___ Extract to read
Tuesday, October 03, 2006

Deeply disconcerted by Delia

To fans of most other clubs, Delia Smith is Norwich City. Although this often results in tiresome culinary cliches being trotted out by the national press on the rare occasions when they deem the Canaries to be worth covering, not to mention continual references to that half-time rant against Manchester City, there can be no doubt how much she and her husband have done for the club. Even considering our still-worrying debts, City are an infinitely more stable, progressive, forward-thinking club than when she first appeared on the scene in the months following Robert Chase's long-overdue departure; and the positive, classy, dignified profile that the Canaries enjoy is down in no small part to the work which Ms Smith has put in.

That said though, she has made plenty of mistakes during her time here - and continues to say and do things which are both revealing and extremely worrying. At the press conference organised by the club on Monday, to explain the process ahead following Worthington's exit, Smith admitted to not understanding why a team "has good patches and bad patches" (even in the current case of West Ham: er, I imagine it might just have something to do with their manager and the morale of his team being chronically undermined by a pair of Argentine World Cup stars brought in completely over their heads, Delia!); and her husband described the two-game ultimatum of the previous weekend (which was regarded by most supporters as, in effect, having hung the manager out to dry) as a statement "as much by fans as by board members". Perhaps most alarming of all was Worthington's comment in the hours following his sacking that the club had given him no specific targets before the season had started: this in the context of having just presided over a wretched campaign of directionless drivel, which divided the fans, and led to a horrendous, poisonous atmosphere at home games.
______
### Work to complete:
Reproduce the piece above on Delia Smith and Norwich City in full, word for word.
___ Extracted records
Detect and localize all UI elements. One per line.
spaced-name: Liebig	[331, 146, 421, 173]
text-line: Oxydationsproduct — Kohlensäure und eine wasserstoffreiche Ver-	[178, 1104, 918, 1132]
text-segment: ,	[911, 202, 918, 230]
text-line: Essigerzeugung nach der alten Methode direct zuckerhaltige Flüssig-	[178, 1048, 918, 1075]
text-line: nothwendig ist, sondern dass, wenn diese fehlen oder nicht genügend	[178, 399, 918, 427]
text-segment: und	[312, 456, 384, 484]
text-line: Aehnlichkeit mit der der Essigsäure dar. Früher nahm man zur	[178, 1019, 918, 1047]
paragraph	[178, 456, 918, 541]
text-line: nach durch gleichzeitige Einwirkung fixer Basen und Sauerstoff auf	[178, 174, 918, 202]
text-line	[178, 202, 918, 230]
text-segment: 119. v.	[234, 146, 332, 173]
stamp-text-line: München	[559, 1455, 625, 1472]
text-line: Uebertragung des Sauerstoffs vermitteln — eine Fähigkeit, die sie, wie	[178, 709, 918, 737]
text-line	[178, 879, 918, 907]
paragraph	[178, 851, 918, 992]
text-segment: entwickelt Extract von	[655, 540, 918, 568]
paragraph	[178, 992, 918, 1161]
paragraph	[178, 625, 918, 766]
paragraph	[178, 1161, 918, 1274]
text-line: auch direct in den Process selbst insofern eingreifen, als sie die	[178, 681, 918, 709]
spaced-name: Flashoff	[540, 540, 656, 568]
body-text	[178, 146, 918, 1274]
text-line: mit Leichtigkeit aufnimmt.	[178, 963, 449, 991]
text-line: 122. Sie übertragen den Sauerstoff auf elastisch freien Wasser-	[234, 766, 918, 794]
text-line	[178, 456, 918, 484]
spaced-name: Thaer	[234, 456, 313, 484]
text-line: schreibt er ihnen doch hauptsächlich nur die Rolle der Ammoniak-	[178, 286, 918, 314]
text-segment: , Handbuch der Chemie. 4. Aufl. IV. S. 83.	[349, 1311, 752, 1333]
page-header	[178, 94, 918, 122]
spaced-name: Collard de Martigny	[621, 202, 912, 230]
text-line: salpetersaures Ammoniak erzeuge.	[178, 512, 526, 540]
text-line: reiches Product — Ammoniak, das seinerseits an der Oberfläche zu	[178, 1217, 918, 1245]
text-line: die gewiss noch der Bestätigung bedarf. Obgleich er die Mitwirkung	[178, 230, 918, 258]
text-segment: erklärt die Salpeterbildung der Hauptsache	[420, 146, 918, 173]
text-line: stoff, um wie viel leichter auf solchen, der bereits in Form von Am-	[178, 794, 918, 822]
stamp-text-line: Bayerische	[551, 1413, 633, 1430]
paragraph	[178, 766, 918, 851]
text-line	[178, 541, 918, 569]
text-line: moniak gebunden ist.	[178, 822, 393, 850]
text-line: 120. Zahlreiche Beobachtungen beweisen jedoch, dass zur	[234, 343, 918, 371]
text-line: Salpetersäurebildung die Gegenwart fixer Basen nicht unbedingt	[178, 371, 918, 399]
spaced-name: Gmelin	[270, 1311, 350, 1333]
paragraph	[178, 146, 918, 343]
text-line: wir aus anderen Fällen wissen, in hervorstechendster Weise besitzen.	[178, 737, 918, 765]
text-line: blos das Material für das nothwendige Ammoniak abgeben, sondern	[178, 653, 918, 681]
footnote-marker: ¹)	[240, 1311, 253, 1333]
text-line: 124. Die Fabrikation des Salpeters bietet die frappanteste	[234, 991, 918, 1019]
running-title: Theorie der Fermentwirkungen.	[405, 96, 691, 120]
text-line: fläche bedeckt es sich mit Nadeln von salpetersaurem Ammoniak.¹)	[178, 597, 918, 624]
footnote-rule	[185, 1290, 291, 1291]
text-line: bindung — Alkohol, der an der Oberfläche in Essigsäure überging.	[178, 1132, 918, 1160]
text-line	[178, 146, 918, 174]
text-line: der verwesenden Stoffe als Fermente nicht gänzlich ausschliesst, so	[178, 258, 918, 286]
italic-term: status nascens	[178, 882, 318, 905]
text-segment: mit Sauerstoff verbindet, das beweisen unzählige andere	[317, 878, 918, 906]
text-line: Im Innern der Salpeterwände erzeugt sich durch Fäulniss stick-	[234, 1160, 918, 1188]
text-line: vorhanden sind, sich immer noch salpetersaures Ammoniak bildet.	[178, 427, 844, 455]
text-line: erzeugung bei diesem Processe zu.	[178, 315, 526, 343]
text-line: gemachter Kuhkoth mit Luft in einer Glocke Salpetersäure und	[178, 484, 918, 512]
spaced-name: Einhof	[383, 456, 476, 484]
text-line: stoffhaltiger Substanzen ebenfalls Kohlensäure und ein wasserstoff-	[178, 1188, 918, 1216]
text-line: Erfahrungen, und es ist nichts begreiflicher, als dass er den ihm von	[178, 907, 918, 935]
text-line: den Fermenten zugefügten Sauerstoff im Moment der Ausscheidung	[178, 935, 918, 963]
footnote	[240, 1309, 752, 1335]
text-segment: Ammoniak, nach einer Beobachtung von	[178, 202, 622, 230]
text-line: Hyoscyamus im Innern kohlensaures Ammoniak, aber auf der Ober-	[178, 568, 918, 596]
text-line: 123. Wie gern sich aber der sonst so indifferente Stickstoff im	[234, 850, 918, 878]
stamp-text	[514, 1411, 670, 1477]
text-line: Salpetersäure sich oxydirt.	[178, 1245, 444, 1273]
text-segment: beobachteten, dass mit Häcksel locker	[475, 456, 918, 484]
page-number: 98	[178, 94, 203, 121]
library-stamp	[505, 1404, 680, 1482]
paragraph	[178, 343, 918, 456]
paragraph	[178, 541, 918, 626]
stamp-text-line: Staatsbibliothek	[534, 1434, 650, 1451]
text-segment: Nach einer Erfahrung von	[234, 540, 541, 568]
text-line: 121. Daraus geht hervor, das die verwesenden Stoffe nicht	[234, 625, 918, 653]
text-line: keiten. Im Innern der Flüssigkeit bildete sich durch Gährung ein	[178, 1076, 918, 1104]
______
___ Extracted records
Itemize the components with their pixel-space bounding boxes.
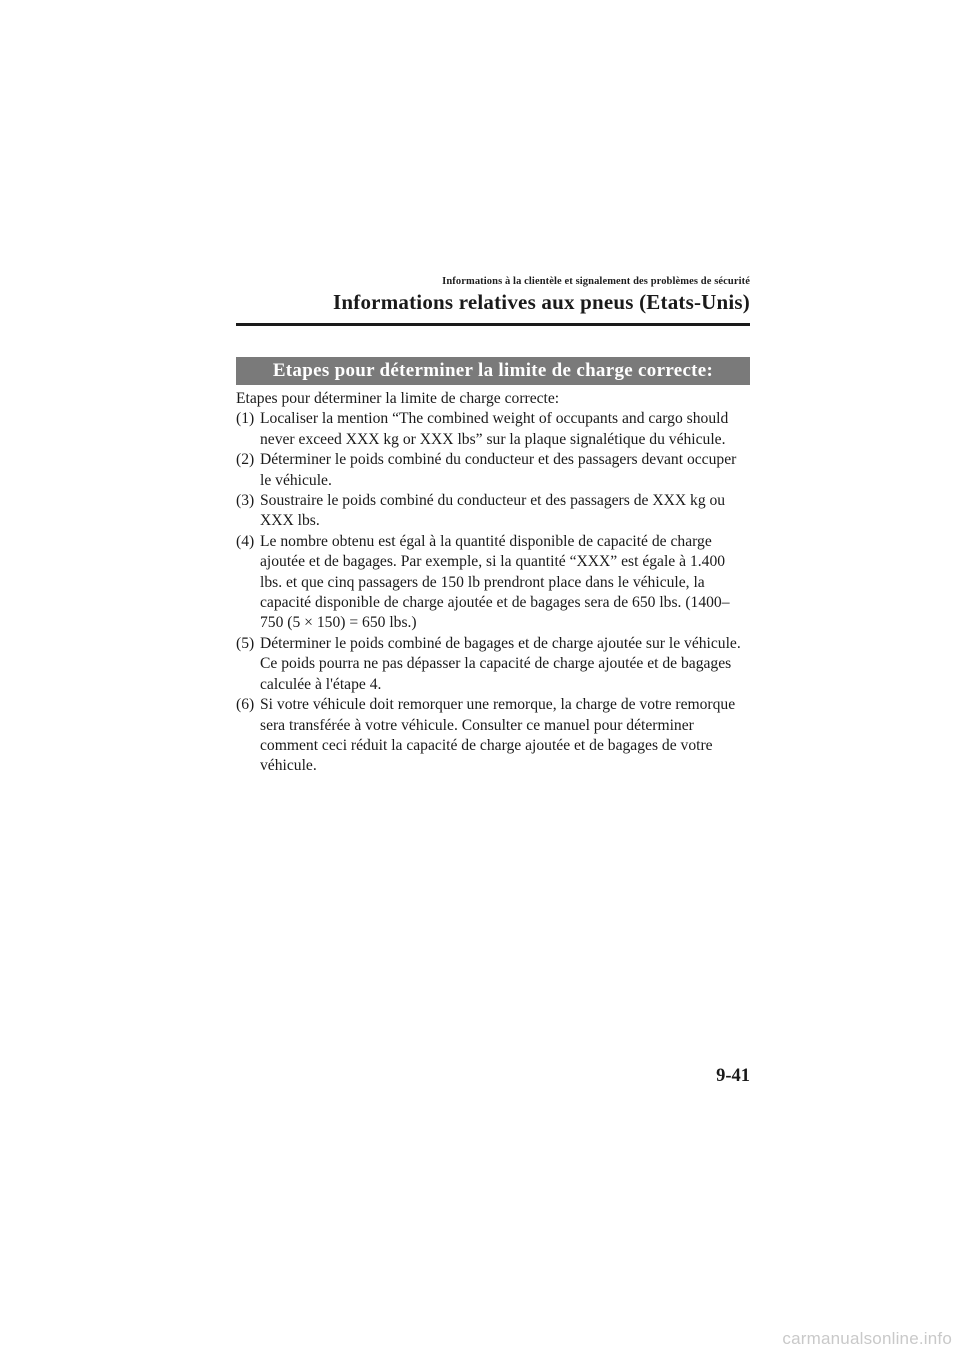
______
___ Extracted records
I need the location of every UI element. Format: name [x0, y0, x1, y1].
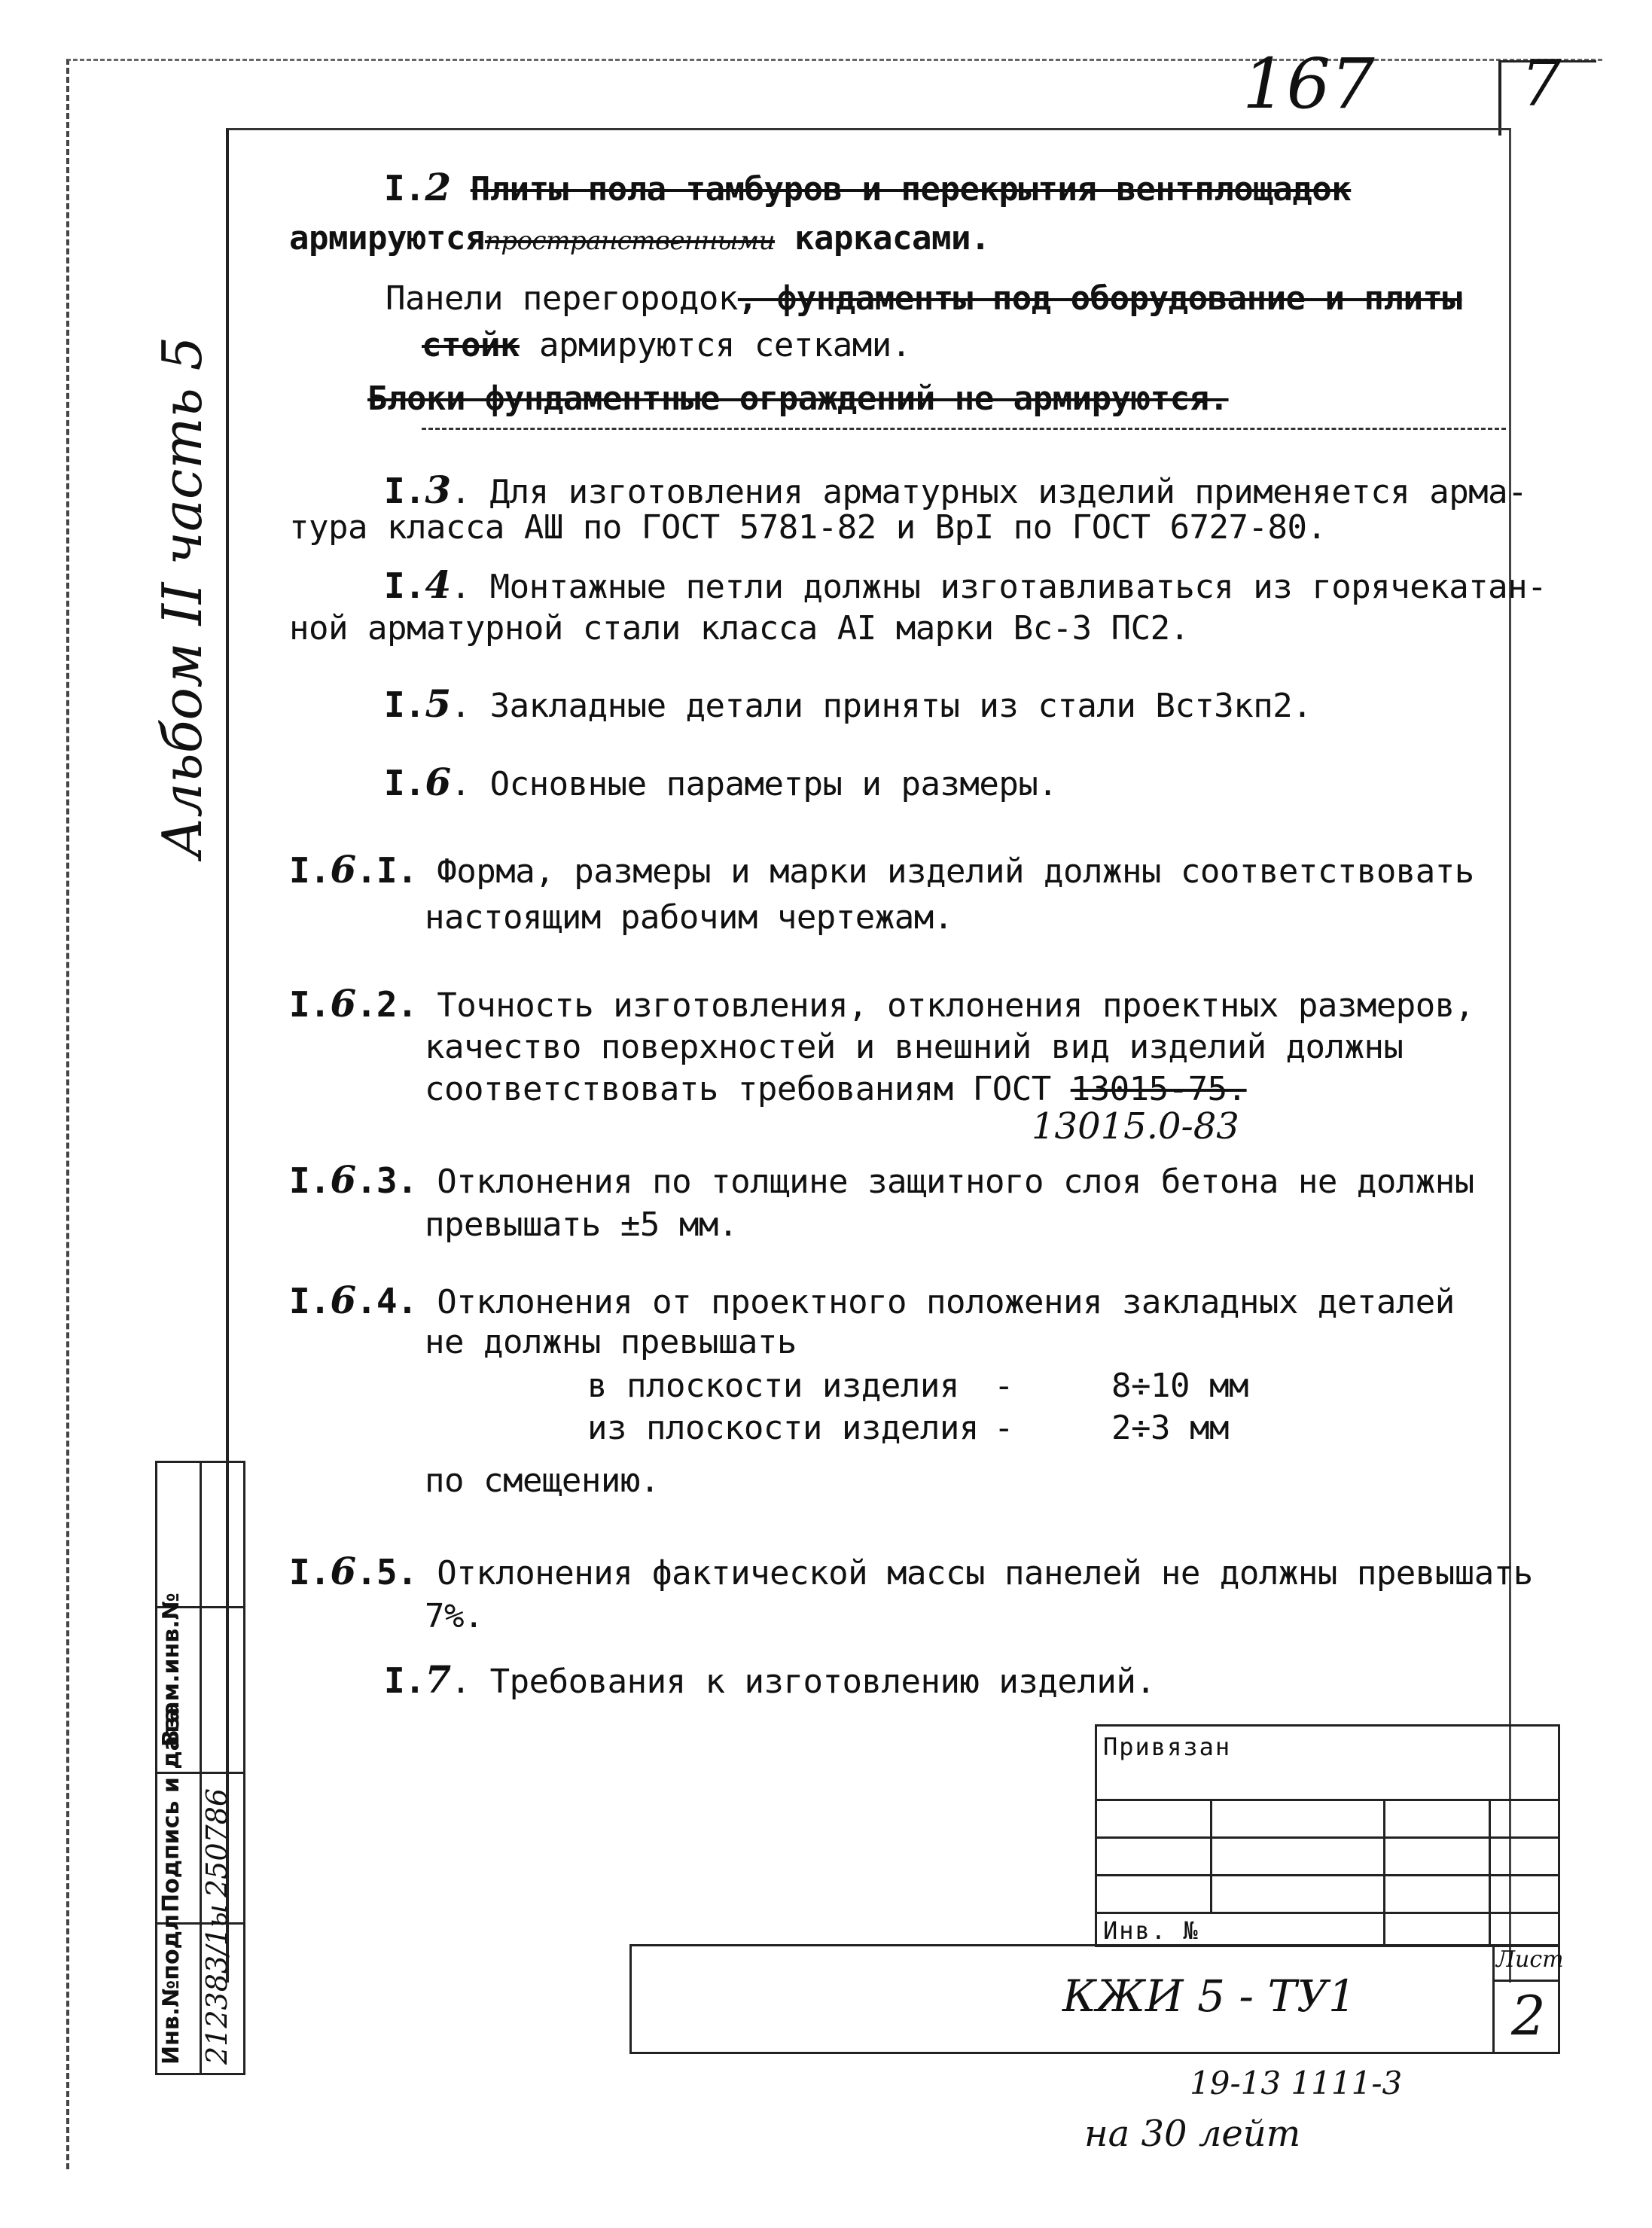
______
### Answer to this exercise:
Tuesday, October 03, 2006

Deeply disconcerted by Delia

To fans of most other clubs, Delia Smith is Norwich City. Although this often results in tiresome culinary cliches being trotted out by the national press on the rare occasions when they deem the Canaries to be worth covering, not to mention continual references to that half-time rant against Manchester City, there can be no doubt how much she and her husband have done for the club. Even considering our still-worrying debts, City are an infinitely more stable, progressive, forward-thinking club than when she first appeared on the scene in the months following Robert Chase's long-overdue departure; and the positive, classy, dignified profile that the Canaries enjoy is down in no small part to the work which Ms Smith has put in.

That said though, she has made plenty of mistakes during her time here - and continues to say and do things which are both revealing and extremely worrying. At the press conference organised by the club on Monday, to explain the process ahead following Worthington's exit, Smith admitted to not understanding why a team "has good patches and bad patches" (even in the current case of West Ham: er, I imagine it might just have something to do with their manager and the morale of his team being chronically undermined by a pair of Argentine World Cup stars brought in completely over their heads, Delia!); and her husband described the two-game ultimatum of the previous weekend (which was regarded by most supporters as, in effect, having hung the manager out to dry) as a statement "as much by fans as by board members". Perhaps most alarming of all was Worthington's comment in the hours following his sacking that the club had given him no specific targets before the season had started: this in the context of having just presided over a wretched campaign of directionless drivel, which divided the fans, and led to a horrendous, poisonous atmosphere at home games.